■ TASK STATEMENT: Print every entry, word for word, and skip the images.

■ RECORDED DATA:
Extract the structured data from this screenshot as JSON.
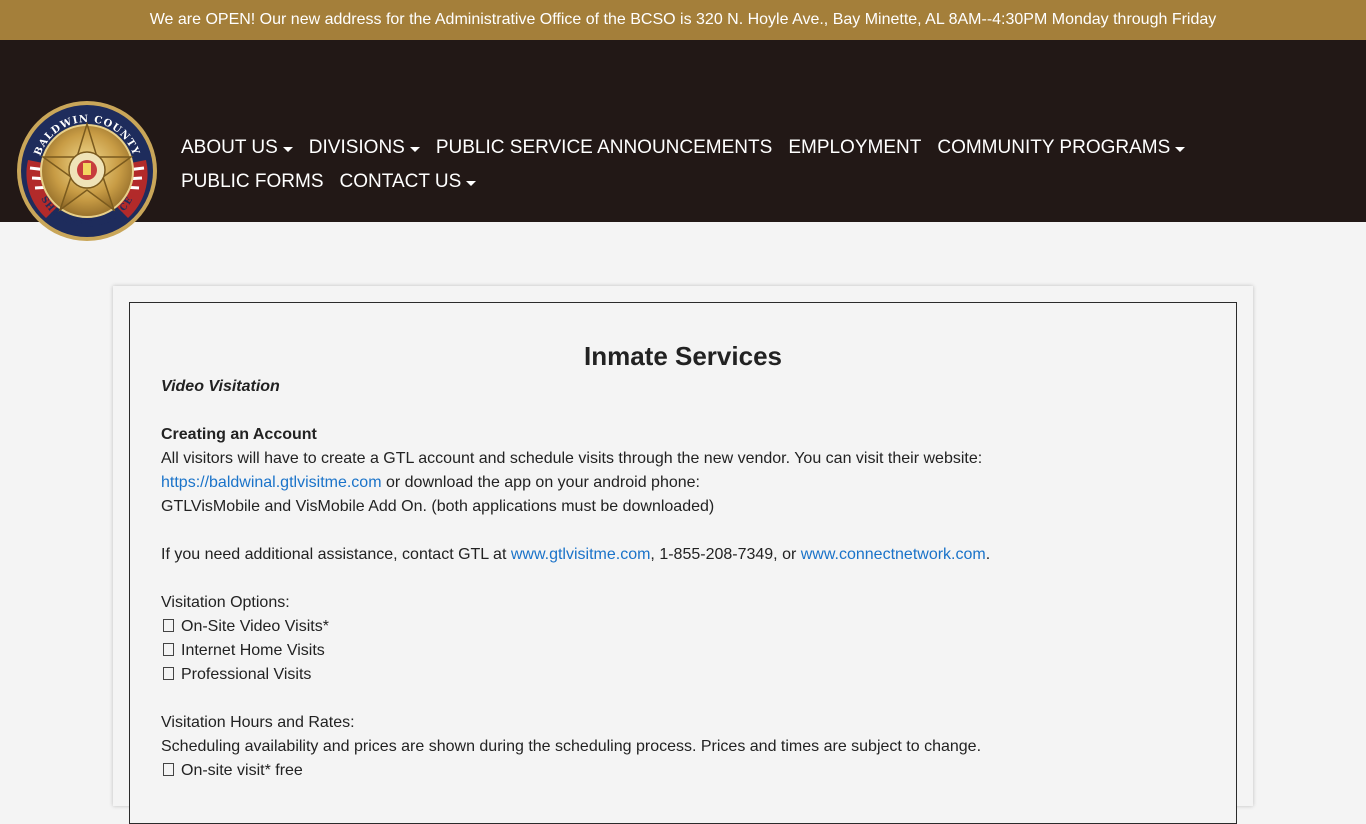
{
  "banner": {
    "text": "We are OPEN! Our new address for the Administrative Office of the BCSO is 320 N. Hoyle Ave., Bay Minette, AL 8AM--4:30PM Monday through Friday"
  },
  "logo": {
    "top_text": "BALDWIN COUNTY",
    "bottom_text": "SHERIFF'S OFFICE"
  },
  "nav": {
    "about": "ABOUT US",
    "divisions": "DIVISIONS",
    "psa": "PUBLIC SERVICE ANNOUNCEMENTS",
    "employment": "EMPLOYMENT",
    "community": "COMMUNITY PROGRAMS",
    "forms": "PUBLIC FORMS",
    "contact": "CONTACT US"
  },
  "page": {
    "title": "Inmate Services",
    "section_heading": "Video Visitation",
    "account_heading": "Creating an Account",
    "account_text": "All visitors will have to create a GTL account and schedule visits through the new vendor. You can visit their website:",
    "website_link": "https://baldwinal.gtlvisitme.com",
    "download_text": " or download the app on your android phone:",
    "apps_text": "GTLVisMobile and VisMobile Add On. (both applications must be downloaded)",
    "assist_prefix": "If you need additional assistance, contact GTL at ",
    "gtl_link": "www.gtlvisitme.com",
    "assist_middle": ", 1-855-208-7349, or ",
    "connect_link": "www.connectnetwork.com",
    "assist_suffix": ".",
    "options_heading": "Visitation Options:",
    "options": [
      "On-Site Video Visits*",
      "Internet Home Visits",
      "Professional Visits"
    ],
    "hours_heading": "Visitation Hours and Rates:",
    "hours_text": "Scheduling availability and prices are shown during the scheduling process. Prices and times are subject to change.",
    "partial_item": "On-site visit* free"
  }
}
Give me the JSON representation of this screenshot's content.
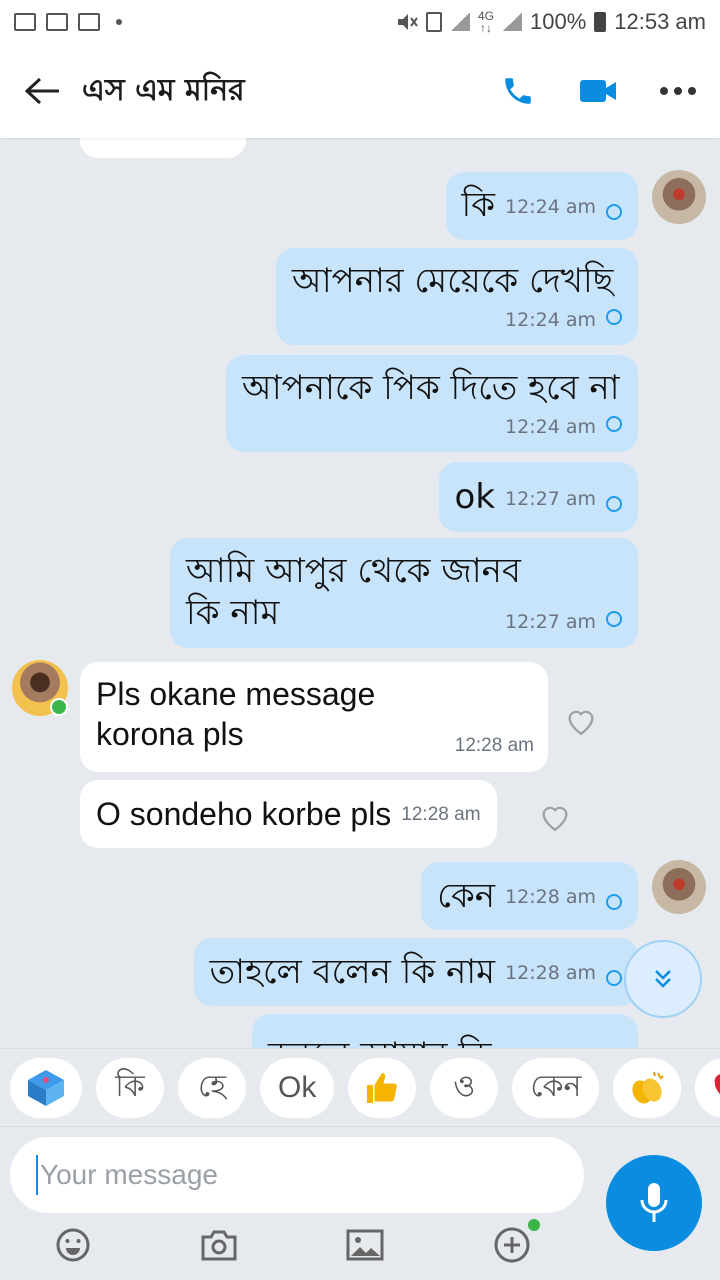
{
  "status_bar": {
    "net_top": "4G",
    "net_bottom": "↑↓",
    "battery": "100%",
    "time": "12:53 am"
  },
  "header": {
    "contact_name": "এস এম মনির"
  },
  "colors": {
    "accent": "#0a8de0",
    "outgoing_bubble": "#c8e4fb",
    "incoming_bubble": "#ffffff",
    "background": "#e6eaee"
  },
  "messages": [
    {
      "direction": "out",
      "text": "কি",
      "time": "12:24 am"
    },
    {
      "direction": "out",
      "text": "আপনার মেয়েকে দেখছি",
      "time": "12:24 am"
    },
    {
      "direction": "out",
      "text": "আপনাকে পিক দিতে হবে না",
      "time": "12:24 am"
    },
    {
      "direction": "out",
      "text": "ok",
      "time": "12:27 am"
    },
    {
      "direction": "out",
      "text": "আমি আপুর থেকে জানব কি নাম",
      "time": "12:27 am"
    },
    {
      "direction": "in",
      "text": "Pls okane message korona pls",
      "time": "12:28 am"
    },
    {
      "direction": "in",
      "text": "O sondeho korbe pls",
      "time": "12:28 am"
    },
    {
      "direction": "out",
      "text": "কেন",
      "time": "12:28 am"
    },
    {
      "direction": "out",
      "text": "তাহলে বলেন কি নাম",
      "time": "12:28 am"
    },
    {
      "direction": "out",
      "text": "করলে আমার কি",
      "time": ""
    }
  ],
  "quick_replies": [
    "কি",
    "হে",
    "Ok",
    "ও",
    "কেন"
  ],
  "quick_reply_icons": [
    "sticker-icon",
    "thumbs-up-icon",
    "clapping-icon",
    "heart-icon"
  ],
  "composer": {
    "placeholder": "Your message"
  }
}
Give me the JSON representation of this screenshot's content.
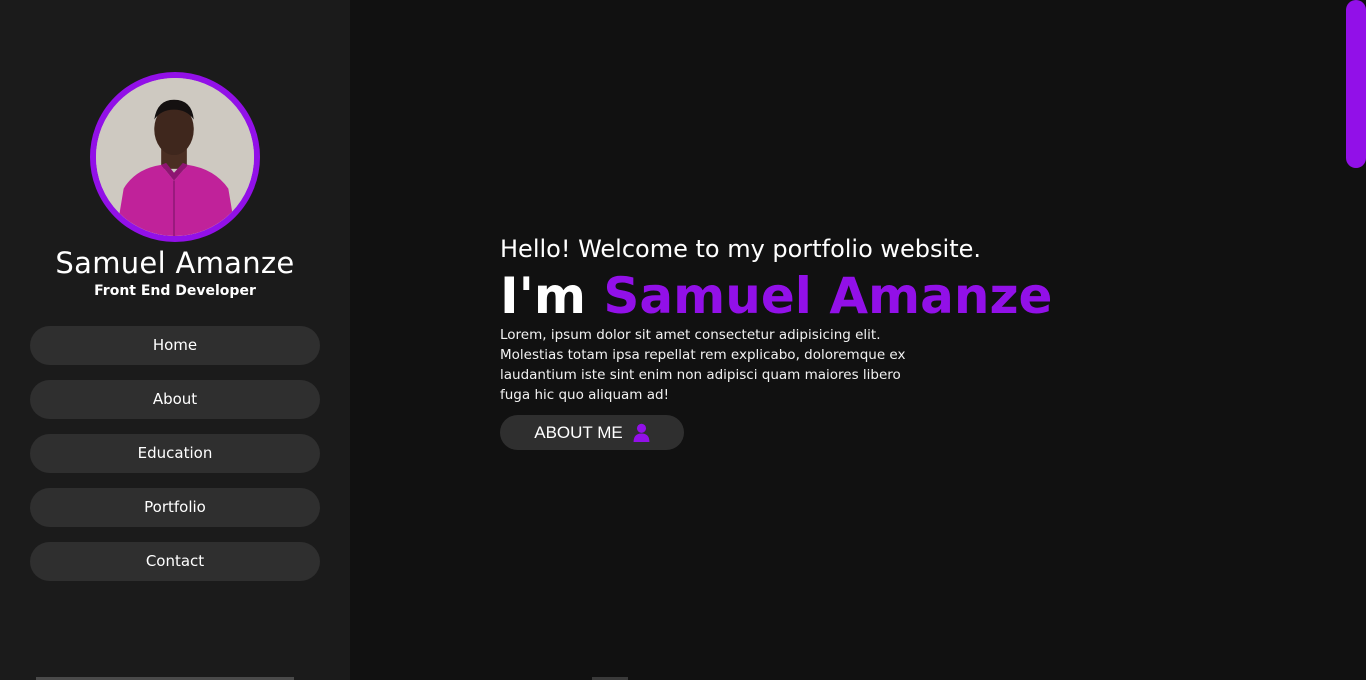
{
  "profile": {
    "name": "Samuel Amanze",
    "role": "Front End Developer"
  },
  "nav": {
    "items": [
      {
        "label": "Home"
      },
      {
        "label": "About"
      },
      {
        "label": "Education"
      },
      {
        "label": "Portfolio"
      },
      {
        "label": "Contact"
      }
    ]
  },
  "hero": {
    "greeting": "Hello! Welcome to my portfolio website.",
    "intro_prefix": "I'm ",
    "intro_name": "Samuel Amanze",
    "description": "Lorem, ipsum dolor sit amet consectetur adipisicing elit. Molestias totam ipsa repellat rem explicabo, doloremque ex laudantium iste sint enim non adipisci quam maiores libero fuga hic quo aliquam ad!",
    "button_label": "ABOUT ME",
    "button_icon": "user-icon"
  },
  "colors": {
    "accent": "#9210e8",
    "background": "#111111",
    "sidebar": "#1b1b1b",
    "button": "#2f2f2f"
  }
}
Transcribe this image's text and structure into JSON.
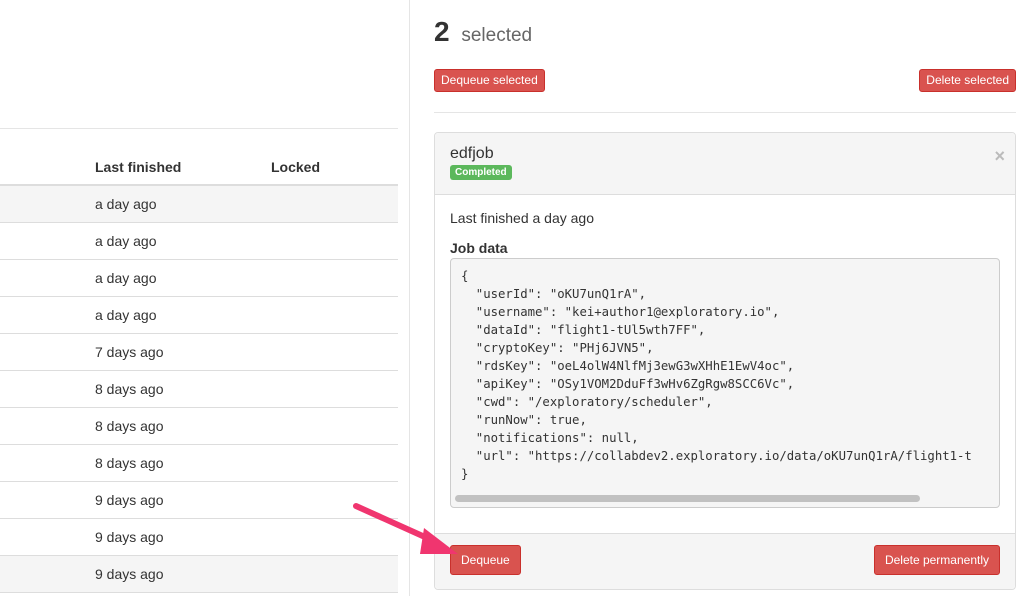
{
  "table": {
    "headers": {
      "last_finished": "Last finished",
      "locked": "Locked"
    },
    "rows": [
      {
        "last_finished": "a day ago",
        "striped": true
      },
      {
        "last_finished": "a day ago",
        "striped": false
      },
      {
        "last_finished": "a day ago",
        "striped": false
      },
      {
        "last_finished": "a day ago",
        "striped": false
      },
      {
        "last_finished": "7 days ago",
        "striped": false
      },
      {
        "last_finished": "8 days ago",
        "striped": false
      },
      {
        "last_finished": "8 days ago",
        "striped": false
      },
      {
        "last_finished": "8 days ago",
        "striped": false
      },
      {
        "last_finished": "9 days ago",
        "striped": false
      },
      {
        "last_finished": "9 days ago",
        "striped": false
      },
      {
        "last_finished": "9 days ago",
        "striped": true
      }
    ]
  },
  "selection": {
    "count": "2",
    "label": "selected",
    "dequeue_selected": "Dequeue selected",
    "delete_selected": "Delete selected"
  },
  "job": {
    "name": "edfjob",
    "status": "Completed",
    "last_finished": "Last finished a day ago",
    "job_data_label": "Job data",
    "job_data_lines": [
      "{",
      "  \"userId\": \"oKU7unQ1rA\",",
      "  \"username\": \"kei+author1@exploratory.io\",",
      "  \"dataId\": \"flight1-tUl5wth7FF\",",
      "  \"cryptoKey\": \"PHj6JVN5\",",
      "  \"rdsKey\": \"oeL4olW4NlfMj3ewG3wXHhE1EwV4oc\",",
      "  \"apiKey\": \"OSy1VOM2DduFf3wHv6ZgRgw8SCC6Vc\",",
      "  \"cwd\": \"/exploratory/scheduler\",",
      "  \"runNow\": true,",
      "  \"notifications\": null,",
      "  \"url\": \"https://collabdev2.exploratory.io/data/oKU7unQ1rA/flight1-t",
      "}"
    ],
    "close_icon": "×",
    "dequeue": "Dequeue",
    "delete_permanently": "Delete permanently"
  },
  "colors": {
    "danger": "#d9534f",
    "success": "#5cb85c",
    "arrow": "#f0356f"
  }
}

■ RESULT OF THIS EXERCISE:
Extract the structured data from this screenshot as JSON.
{
  "banner": {
    "text": "We are OPEN! Our new address for the Administrative Office of the BCSO is 320 N. Hoyle Ave., Bay Minette, AL 8AM--4:30PM Monday through Friday"
  },
  "logo": {
    "top_text": "BALDWIN COUNTY",
    "bottom_text": "SHERIFF'S OFFICE"
  },
  "nav": {
    "about": "ABOUT US",
    "divisions": "DIVISIONS",
    "psa": "PUBLIC SERVICE ANNOUNCEMENTS",
    "employment": "EMPLOYMENT",
    "community": "COMMUNITY PROGRAMS",
    "forms": "PUBLIC FORMS",
    "contact": "CONTACT US"
  },
  "page": {
    "title": "Inmate Services",
    "section_heading": "Video Visitation",
    "account_heading": "Creating an Account",
    "account_text": "All visitors will have to create a GTL account and schedule visits through the new vendor. You can visit their website:",
    "website_link": "https://baldwinal.gtlvisitme.com",
    "download_text": " or download the app on your android phone:",
    "apps_text": "GTLVisMobile and VisMobile Add On. (both applications must be downloaded)",
    "assist_prefix": "If you need additional assistance, contact GTL at ",
    "gtl_link": "www.gtlvisitme.com",
    "assist_middle": ", 1-855-208-7349, or ",
    "connect_link": "www.connectnetwork.com",
    "assist_suffix": ".",
    "options_heading": "Visitation Options:",
    "options": [
      "On-Site Video Visits*",
      "Internet Home Visits",
      "Professional Visits"
    ],
    "hours_heading": "Visitation Hours and Rates:",
    "hours_text": "Scheduling availability and prices are shown during the scheduling process. Prices and times are subject to change.",
    "partial_item": "On-site visit* free"
  }
}
Give me the JSON representation of this screenshot's content.
{
  "status_bar": {
    "net_top": "4G",
    "net_bottom": "↑↓",
    "battery": "100%",
    "time": "12:53 am"
  },
  "header": {
    "contact_name": "এস এম মনির"
  },
  "colors": {
    "accent": "#0a8de0",
    "outgoing_bubble": "#c8e4fb",
    "incoming_bubble": "#ffffff",
    "background": "#e6eaee"
  },
  "messages": [
    {
      "direction": "out",
      "text": "কি",
      "time": "12:24 am"
    },
    {
      "direction": "out",
      "text": "আপনার মেয়েকে দেখছি",
      "time": "12:24 am"
    },
    {
      "direction": "out",
      "text": "আপনাকে পিক দিতে হবে না",
      "time": "12:24 am"
    },
    {
      "direction": "out",
      "text": "ok",
      "time": "12:27 am"
    },
    {
      "direction": "out",
      "text": "আমি আপুর থেকে জানব কি নাম",
      "time": "12:27 am"
    },
    {
      "direction": "in",
      "text": "Pls okane message korona pls",
      "time": "12:28 am"
    },
    {
      "direction": "in",
      "text": "O sondeho korbe pls",
      "time": "12:28 am"
    },
    {
      "direction": "out",
      "text": "কেন",
      "time": "12:28 am"
    },
    {
      "direction": "out",
      "text": "তাহলে বলেন কি নাম",
      "time": "12:28 am"
    },
    {
      "direction": "out",
      "text": "করলে আমার কি",
      "time": ""
    }
  ],
  "quick_replies": [
    "কি",
    "হে",
    "Ok",
    "ও",
    "কেন"
  ],
  "quick_reply_icons": [
    "sticker-icon",
    "thumbs-up-icon",
    "clapping-icon",
    "heart-icon"
  ],
  "composer": {
    "placeholder": "Your message"
  }
}
Give me the JSON representation of this screenshot's content.
{
  "profile": {
    "name": "Samuel Amanze",
    "role": "Front End Developer"
  },
  "nav": {
    "items": [
      {
        "label": "Home"
      },
      {
        "label": "About"
      },
      {
        "label": "Education"
      },
      {
        "label": "Portfolio"
      },
      {
        "label": "Contact"
      }
    ]
  },
  "hero": {
    "greeting": "Hello! Welcome to my portfolio website.",
    "intro_prefix": "I'm ",
    "intro_name": "Samuel Amanze",
    "description": "Lorem, ipsum dolor sit amet consectetur adipisicing elit. Molestias totam ipsa repellat rem explicabo, doloremque ex laudantium iste sint enim non adipisci quam maiores libero fuga hic quo aliquam ad!",
    "button_label": "ABOUT ME",
    "button_icon": "user-icon"
  },
  "colors": {
    "accent": "#9210e8",
    "background": "#111111",
    "sidebar": "#1b1b1b",
    "button": "#2f2f2f"
  }
}
Transcribe this image's text and structure into JSON.
{
  "table": {
    "headers": {
      "last_finished": "Last finished",
      "locked": "Locked"
    },
    "rows": [
      {
        "last_finished": "a day ago",
        "striped": true
      },
      {
        "last_finished": "a day ago",
        "striped": false
      },
      {
        "last_finished": "a day ago",
        "striped": false
      },
      {
        "last_finished": "a day ago",
        "striped": false
      },
      {
        "last_finished": "7 days ago",
        "striped": false
      },
      {
        "last_finished": "8 days ago",
        "striped": false
      },
      {
        "last_finished": "8 days ago",
        "striped": false
      },
      {
        "last_finished": "8 days ago",
        "striped": false
      },
      {
        "last_finished": "9 days ago",
        "striped": false
      },
      {
        "last_finished": "9 days ago",
        "striped": false
      },
      {
        "last_finished": "9 days ago",
        "striped": true
      }
    ]
  },
  "selection": {
    "count": "2",
    "label": "selected",
    "dequeue_selected": "Dequeue selected",
    "delete_selected": "Delete selected"
  },
  "job": {
    "name": "edfjob",
    "status": "Completed",
    "last_finished": "Last finished a day ago",
    "job_data_label": "Job data",
    "job_data_lines": [
      "{",
      "  \"userId\": \"oKU7unQ1rA\",",
      "  \"username\": \"kei+author1@exploratory.io\",",
      "  \"dataId\": \"flight1-tUl5wth7FF\",",
      "  \"cryptoKey\": \"PHj6JVN5\",",
      "  \"rdsKey\": \"oeL4olW4NlfMj3ewG3wXHhE1EwV4oc\",",
      "  \"apiKey\": \"OSy1VOM2DduFf3wHv6ZgRgw8SCC6Vc\",",
      "  \"cwd\": \"/exploratory/scheduler\",",
      "  \"runNow\": true,",
      "  \"notifications\": null,",
      "  \"url\": \"https://collabdev2.exploratory.io/data/oKU7unQ1rA/flight1-t",
      "}"
    ],
    "close_icon": "×",
    "dequeue": "Dequeue",
    "delete_permanently": "Delete permanently"
  },
  "colors": {
    "danger": "#d9534f",
    "success": "#5cb85c",
    "arrow": "#f0356f"
  }
}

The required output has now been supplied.